_Work to do:_ Scan the listing below. Report each line that includes "title".

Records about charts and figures
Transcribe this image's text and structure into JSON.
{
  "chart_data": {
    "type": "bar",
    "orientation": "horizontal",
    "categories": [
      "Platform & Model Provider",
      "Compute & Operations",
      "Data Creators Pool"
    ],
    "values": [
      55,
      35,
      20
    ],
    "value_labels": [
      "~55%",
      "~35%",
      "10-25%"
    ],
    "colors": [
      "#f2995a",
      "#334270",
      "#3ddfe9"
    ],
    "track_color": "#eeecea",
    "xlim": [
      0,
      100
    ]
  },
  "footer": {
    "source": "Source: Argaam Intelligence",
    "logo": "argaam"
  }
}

---

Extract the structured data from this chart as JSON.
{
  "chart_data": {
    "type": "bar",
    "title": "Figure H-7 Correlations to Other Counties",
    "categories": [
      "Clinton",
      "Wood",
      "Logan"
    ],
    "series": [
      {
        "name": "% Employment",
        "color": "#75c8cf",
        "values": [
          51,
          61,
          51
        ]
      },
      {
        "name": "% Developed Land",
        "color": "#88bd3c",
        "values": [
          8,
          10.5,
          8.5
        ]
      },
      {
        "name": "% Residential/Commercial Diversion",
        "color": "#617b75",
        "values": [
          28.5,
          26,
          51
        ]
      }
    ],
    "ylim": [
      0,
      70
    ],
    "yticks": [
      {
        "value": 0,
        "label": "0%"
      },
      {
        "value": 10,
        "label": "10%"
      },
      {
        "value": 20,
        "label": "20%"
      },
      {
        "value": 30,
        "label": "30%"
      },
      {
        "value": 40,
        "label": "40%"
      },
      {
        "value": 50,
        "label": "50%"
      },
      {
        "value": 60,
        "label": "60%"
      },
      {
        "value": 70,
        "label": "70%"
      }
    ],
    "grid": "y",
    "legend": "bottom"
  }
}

==

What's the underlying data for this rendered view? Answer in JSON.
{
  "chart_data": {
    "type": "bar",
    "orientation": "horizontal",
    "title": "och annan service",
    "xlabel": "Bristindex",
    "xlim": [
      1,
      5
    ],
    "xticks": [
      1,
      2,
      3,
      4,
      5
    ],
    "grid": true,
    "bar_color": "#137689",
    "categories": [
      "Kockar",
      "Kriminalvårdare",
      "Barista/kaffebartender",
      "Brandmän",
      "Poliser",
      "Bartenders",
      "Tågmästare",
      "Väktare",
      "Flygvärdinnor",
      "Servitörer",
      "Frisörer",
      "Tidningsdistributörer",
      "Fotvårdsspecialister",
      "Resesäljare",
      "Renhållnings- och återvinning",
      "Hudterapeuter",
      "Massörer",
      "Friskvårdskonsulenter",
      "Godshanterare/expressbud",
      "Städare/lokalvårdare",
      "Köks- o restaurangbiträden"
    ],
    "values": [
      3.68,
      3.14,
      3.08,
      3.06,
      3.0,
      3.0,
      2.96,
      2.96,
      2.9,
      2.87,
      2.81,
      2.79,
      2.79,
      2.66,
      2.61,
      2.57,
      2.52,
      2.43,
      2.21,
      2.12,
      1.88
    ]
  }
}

_Final result:_
    "title": "Figure H-7 Correlations to Other Counties",
    "title": "och annan service",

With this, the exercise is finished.